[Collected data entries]
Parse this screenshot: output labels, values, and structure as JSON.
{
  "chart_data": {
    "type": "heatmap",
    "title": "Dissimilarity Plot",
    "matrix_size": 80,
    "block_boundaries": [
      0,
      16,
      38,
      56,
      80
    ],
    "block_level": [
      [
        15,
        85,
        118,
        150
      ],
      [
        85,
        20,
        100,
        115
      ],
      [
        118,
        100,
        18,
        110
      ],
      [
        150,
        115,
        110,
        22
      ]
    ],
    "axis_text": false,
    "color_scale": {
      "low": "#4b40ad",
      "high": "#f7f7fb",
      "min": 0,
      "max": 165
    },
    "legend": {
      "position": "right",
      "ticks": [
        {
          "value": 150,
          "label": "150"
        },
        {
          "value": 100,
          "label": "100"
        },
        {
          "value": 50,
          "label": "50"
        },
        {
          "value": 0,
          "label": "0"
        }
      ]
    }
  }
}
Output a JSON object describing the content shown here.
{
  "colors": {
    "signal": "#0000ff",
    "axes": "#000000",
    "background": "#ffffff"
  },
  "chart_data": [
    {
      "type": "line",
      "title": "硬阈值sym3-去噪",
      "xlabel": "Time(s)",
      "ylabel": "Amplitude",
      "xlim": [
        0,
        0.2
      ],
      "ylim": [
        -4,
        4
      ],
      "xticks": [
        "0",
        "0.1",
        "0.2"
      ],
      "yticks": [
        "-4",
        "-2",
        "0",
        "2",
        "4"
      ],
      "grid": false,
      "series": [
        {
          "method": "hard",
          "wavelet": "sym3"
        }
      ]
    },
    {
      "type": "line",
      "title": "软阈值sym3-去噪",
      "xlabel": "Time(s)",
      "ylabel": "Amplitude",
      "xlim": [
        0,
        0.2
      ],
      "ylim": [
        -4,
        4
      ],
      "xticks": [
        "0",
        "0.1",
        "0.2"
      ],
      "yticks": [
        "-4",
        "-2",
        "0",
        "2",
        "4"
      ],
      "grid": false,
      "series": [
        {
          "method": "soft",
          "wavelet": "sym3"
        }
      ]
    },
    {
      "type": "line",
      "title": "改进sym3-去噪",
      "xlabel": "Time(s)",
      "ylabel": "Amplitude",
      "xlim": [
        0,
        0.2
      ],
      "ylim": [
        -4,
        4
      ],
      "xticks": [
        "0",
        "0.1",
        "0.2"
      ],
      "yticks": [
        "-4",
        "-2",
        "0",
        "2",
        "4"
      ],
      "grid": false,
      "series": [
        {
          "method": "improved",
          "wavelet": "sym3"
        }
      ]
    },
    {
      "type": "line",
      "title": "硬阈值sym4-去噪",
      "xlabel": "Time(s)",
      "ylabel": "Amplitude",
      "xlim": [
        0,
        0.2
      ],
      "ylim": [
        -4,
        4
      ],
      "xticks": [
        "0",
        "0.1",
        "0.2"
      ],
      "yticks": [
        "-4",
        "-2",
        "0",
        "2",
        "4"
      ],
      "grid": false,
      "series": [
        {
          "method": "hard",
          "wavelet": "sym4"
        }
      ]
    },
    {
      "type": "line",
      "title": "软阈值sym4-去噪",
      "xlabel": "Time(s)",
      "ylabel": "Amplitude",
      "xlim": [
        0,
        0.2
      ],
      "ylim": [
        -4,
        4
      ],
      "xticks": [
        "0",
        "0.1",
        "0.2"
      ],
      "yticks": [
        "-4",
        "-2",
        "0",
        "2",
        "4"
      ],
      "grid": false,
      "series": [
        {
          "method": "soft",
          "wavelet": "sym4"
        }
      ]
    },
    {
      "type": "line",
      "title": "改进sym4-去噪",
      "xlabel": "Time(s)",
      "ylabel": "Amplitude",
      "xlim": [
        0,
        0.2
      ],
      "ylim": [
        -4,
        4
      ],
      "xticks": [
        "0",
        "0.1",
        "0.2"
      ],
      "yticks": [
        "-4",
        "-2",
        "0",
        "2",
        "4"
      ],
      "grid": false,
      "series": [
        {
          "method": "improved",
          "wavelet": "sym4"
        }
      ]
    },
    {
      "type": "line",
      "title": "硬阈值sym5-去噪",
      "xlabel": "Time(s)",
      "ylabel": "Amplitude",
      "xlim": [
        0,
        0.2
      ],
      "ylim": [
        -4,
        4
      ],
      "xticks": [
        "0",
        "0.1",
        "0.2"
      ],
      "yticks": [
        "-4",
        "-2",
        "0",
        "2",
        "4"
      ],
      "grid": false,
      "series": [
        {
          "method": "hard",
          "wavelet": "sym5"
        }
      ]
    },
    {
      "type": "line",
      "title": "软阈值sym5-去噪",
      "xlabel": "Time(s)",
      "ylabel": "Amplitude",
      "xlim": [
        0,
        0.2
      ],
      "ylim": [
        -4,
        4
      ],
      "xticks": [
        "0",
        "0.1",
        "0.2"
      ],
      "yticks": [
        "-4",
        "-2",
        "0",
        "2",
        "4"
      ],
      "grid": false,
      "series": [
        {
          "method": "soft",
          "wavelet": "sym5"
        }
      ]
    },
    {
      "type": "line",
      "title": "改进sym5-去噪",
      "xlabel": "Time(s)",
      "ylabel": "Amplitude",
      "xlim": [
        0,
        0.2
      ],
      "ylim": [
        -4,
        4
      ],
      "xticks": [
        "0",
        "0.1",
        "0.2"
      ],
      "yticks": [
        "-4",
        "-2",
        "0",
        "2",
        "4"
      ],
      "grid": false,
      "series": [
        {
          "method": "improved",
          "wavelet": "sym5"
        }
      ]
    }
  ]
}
---
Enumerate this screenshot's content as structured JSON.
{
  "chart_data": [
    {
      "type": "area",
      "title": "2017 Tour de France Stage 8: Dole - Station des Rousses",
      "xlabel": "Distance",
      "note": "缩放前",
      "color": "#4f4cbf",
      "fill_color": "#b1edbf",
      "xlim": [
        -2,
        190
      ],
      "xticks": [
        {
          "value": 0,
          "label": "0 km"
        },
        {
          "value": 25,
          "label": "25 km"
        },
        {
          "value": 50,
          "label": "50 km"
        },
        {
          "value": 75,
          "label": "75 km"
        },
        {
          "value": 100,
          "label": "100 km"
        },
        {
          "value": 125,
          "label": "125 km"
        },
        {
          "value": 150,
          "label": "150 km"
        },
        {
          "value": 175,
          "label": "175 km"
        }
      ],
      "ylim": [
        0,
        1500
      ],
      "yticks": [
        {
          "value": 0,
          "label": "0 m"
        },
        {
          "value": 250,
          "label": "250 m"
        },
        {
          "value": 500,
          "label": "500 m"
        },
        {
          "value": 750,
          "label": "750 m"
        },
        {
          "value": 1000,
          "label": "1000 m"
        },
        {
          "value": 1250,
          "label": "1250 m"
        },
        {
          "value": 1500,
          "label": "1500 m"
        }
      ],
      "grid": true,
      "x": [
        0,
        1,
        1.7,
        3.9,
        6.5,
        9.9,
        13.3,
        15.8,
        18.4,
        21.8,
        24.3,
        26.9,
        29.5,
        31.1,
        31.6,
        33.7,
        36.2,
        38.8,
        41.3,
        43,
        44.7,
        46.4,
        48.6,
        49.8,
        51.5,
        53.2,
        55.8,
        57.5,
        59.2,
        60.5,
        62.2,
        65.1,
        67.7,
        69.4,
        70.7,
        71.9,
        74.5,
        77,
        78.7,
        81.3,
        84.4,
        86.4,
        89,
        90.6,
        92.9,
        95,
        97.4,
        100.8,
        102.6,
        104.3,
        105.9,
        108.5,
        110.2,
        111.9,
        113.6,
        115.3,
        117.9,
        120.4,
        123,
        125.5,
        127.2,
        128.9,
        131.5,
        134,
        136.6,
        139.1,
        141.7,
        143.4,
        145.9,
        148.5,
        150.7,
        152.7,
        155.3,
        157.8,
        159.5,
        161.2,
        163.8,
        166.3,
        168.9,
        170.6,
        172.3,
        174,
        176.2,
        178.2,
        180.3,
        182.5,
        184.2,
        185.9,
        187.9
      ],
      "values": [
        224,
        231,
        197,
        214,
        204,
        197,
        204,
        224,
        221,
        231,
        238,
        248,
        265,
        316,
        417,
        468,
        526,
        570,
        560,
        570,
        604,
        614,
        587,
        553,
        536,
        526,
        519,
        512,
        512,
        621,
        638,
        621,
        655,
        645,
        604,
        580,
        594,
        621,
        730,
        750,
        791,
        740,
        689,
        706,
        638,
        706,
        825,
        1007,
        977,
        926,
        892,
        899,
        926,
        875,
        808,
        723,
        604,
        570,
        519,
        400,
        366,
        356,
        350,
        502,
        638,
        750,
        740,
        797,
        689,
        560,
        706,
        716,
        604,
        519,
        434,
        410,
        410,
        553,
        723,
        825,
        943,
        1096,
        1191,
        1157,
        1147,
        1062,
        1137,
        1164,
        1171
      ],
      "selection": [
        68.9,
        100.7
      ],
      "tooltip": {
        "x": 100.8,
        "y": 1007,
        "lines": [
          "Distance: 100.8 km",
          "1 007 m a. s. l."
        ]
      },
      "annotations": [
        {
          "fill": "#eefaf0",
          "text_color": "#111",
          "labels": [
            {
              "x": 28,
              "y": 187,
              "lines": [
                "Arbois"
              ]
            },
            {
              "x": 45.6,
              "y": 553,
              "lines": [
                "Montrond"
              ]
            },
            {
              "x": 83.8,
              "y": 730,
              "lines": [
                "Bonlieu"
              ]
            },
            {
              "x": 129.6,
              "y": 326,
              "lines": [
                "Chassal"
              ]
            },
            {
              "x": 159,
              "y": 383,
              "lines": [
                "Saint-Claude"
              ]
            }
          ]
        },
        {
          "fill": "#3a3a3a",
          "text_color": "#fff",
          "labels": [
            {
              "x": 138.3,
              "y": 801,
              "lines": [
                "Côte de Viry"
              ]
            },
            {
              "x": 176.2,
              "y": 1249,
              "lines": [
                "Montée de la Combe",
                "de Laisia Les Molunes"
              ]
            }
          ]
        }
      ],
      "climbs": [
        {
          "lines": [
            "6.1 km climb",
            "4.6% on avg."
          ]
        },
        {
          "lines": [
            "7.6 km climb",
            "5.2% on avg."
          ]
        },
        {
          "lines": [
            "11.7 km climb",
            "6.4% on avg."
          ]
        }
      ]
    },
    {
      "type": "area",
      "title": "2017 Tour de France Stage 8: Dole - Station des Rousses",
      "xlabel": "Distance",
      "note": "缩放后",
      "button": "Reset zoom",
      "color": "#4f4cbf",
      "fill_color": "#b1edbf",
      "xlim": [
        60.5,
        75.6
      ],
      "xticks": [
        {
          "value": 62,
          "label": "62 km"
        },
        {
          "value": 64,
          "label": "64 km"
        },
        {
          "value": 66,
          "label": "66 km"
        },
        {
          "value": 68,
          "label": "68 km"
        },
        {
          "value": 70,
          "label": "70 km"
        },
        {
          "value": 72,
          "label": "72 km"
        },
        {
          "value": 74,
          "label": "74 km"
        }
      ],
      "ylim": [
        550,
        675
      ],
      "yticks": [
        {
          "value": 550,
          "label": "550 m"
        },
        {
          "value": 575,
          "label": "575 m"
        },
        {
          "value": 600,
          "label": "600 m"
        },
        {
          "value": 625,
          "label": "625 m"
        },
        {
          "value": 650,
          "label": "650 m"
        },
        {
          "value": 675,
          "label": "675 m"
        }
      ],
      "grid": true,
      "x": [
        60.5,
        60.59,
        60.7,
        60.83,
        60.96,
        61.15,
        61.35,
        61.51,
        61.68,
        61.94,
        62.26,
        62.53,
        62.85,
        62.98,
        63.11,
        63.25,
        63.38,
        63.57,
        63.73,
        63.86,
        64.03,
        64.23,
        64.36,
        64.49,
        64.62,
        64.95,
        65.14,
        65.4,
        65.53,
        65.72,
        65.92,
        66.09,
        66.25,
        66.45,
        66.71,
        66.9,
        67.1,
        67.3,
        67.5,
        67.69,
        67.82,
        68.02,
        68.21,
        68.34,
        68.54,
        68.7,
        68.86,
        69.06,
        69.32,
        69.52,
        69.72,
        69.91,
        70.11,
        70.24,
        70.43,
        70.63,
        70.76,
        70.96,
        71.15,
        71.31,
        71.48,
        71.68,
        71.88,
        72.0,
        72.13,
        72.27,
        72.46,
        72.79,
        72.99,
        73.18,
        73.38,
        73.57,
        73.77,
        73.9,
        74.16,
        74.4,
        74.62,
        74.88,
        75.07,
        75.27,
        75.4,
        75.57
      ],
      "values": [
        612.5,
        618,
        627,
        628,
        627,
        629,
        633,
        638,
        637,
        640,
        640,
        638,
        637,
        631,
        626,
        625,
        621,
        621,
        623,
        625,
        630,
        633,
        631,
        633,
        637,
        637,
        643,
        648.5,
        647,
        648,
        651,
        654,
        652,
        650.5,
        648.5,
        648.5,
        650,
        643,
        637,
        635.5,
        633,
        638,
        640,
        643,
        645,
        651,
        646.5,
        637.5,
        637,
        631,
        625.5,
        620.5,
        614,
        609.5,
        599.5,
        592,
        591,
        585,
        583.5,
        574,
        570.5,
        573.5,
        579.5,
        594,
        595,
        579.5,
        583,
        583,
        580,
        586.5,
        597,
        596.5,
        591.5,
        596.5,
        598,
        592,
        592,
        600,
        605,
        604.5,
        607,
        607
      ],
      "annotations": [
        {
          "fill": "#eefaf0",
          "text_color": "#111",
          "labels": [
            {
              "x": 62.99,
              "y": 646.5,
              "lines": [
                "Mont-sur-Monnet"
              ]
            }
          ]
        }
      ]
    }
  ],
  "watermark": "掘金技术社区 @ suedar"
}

• **Aim of the exercise**: Look through the data above. Each line containing the word "screenshot" needs to be copied.

• **Answer to this problem**:
Parse this screenshot: output labels, values, and structure as JSON.
Enumerate this screenshot's content as structured JSON.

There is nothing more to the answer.